DATA FOR PROCESSING:
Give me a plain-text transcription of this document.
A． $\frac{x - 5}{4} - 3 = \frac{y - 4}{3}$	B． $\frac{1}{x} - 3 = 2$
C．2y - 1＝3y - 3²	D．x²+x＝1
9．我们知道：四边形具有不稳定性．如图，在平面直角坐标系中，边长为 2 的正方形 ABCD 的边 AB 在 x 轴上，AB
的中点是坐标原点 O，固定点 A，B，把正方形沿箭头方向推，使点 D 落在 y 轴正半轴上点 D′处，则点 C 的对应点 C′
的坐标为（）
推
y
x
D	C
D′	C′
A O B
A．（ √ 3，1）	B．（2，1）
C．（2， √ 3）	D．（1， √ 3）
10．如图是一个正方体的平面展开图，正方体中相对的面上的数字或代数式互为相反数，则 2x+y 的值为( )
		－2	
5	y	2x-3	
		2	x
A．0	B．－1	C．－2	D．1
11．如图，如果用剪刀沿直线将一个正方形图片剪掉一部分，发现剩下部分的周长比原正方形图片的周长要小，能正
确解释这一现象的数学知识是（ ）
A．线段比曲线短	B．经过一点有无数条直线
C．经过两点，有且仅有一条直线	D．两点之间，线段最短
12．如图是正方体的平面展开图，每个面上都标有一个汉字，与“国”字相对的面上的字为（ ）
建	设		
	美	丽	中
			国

GOAL: From the records above, extract each line exactly as shown.

WRITTEN RESPONSE:
Give me a plain-text transcription of this document.
A． $\frac{x - 5}{4} - 3 = \frac{y - 4}{3}$	B． $\frac{1}{x} - 3 = 2$
C．2y - 1＝3y - 3²	D．x²+x＝1
9．我们知道：四边形具有不稳定性．如图，在平面直角坐标系中，边长为 2 的正方形 ABCD 的边 AB 在 x 轴上，AB
的中点是坐标原点 O，固定点 A，B，把正方形沿箭头方向推，使点 D 落在 y 轴正半轴上点 D′处，则点 C 的对应点 C′
的坐标为（）
推
y
x
D	C
D′	C′
A O B
A．（ √ 3，1）	B．（2，1）
C．（2， √ 3）	D．（1， √ 3）
10．如图是一个正方体的平面展开图，正方体中相对的面上的数字或代数式互为相反数，则 2x+y 的值为( )
		－2	
5	y	2x-3	
		2	x
A．0	B．－1	C．－2	D．1
11．如图，如果用剪刀沿直线将一个正方形图片剪掉一部分，发现剩下部分的周长比原正方形图片的周长要小，能正
确解释这一现象的数学知识是（ ）
A．线段比曲线短	B．经过一点有无数条直线
C．经过两点，有且仅有一条直线	D．两点之间，线段最短
12．如图是正方体的平面展开图，每个面上都标有一个汉字，与“国”字相对的面上的字为（ ）
建	设		
	美	丽	中
			国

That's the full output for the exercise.